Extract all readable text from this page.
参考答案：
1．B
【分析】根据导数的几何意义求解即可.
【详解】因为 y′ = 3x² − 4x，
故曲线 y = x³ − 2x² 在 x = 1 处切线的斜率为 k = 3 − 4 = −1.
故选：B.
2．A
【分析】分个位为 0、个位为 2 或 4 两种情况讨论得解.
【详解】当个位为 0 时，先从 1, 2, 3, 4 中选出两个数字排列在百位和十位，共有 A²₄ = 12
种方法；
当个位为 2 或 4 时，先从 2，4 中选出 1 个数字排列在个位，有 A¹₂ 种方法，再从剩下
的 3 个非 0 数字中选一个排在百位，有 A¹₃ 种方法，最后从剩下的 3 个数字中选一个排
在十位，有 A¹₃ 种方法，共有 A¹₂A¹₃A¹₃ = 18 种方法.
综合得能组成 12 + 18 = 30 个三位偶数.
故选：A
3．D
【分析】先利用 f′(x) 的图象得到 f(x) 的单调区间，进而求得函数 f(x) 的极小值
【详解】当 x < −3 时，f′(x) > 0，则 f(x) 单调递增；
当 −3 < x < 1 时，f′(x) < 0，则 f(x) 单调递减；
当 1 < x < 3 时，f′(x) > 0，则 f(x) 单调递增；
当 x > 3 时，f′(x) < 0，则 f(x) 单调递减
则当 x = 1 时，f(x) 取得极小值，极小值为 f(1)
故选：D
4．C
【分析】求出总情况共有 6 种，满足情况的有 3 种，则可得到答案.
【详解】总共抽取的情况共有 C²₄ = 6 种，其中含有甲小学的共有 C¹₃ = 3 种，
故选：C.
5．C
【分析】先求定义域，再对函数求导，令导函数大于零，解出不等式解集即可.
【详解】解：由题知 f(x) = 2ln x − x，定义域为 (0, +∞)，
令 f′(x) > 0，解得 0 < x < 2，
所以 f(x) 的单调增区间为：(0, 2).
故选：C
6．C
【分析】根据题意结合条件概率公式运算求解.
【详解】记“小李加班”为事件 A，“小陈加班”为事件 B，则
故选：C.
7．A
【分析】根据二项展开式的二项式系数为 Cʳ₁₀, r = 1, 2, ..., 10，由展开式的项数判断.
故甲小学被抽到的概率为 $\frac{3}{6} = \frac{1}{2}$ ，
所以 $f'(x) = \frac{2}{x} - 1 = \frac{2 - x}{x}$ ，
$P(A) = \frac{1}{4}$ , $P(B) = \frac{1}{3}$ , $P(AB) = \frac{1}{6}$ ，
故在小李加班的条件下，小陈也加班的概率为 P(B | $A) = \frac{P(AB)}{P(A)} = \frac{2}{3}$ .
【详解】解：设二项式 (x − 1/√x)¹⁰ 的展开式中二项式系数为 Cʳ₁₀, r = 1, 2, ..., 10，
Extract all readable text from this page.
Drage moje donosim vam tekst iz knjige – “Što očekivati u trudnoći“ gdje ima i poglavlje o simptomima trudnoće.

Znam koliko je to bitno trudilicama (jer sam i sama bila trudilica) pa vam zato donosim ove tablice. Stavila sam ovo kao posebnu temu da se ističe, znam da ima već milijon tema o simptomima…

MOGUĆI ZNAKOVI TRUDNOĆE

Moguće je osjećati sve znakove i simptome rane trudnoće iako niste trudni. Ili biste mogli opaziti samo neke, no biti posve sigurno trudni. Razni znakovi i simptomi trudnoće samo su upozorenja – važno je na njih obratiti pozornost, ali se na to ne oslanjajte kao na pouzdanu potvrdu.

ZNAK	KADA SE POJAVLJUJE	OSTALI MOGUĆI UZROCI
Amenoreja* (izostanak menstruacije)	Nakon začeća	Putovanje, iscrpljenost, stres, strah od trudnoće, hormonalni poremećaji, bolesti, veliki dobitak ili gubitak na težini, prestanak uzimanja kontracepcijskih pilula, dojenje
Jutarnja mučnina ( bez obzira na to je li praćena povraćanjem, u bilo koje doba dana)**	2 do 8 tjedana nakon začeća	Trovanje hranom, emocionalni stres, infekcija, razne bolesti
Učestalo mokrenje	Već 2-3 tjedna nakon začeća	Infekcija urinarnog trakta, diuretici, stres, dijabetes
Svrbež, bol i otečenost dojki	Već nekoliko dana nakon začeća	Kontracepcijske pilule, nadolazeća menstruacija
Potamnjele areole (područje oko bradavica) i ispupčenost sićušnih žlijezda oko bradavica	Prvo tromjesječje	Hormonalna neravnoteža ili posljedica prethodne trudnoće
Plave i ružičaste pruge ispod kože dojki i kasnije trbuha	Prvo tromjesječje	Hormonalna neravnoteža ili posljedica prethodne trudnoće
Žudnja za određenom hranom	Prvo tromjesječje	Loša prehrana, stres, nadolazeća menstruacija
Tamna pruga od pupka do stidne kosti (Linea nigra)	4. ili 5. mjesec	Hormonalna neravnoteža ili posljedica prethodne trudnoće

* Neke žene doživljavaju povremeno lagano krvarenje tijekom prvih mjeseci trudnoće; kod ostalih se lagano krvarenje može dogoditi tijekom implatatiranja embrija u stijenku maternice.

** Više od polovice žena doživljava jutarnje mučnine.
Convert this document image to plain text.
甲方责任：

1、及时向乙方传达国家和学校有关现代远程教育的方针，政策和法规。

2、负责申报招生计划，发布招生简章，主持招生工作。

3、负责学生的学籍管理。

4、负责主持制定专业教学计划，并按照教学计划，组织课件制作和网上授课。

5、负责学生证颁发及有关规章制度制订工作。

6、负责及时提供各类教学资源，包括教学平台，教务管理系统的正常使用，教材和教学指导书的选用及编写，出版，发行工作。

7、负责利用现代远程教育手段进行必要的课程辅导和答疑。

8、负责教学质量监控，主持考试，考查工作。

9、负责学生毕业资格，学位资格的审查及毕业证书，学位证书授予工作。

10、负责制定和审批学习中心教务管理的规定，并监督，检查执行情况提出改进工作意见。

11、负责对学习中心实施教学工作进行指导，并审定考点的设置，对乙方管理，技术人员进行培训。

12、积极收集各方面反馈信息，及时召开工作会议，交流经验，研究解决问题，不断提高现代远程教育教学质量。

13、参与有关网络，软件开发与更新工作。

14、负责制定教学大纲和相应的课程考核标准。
######
=== Required work ===
Identify lines with the string "prethodne". Copy each one.

=== Problem solution ===
Potamnjele areole (područje oko bradavica) i ispupčenost sićušnih žlijezda oko bradavica	Prvo tromjesječje	Hormonalna neravnoteža ili posljedica prethodne trudnoće
Plave i ružičaste pruge ispod kože dojki i kasnije trbuha	Prvo tromjesječje	Hormonalna neravnoteža ili posljedica prethodne trudnoće
Tamna pruga od pupka do stidne kosti (Linea nigra)	4. ili 5. mjesec	Hormonalna neravnoteža ili posljedica prethodne trudnoće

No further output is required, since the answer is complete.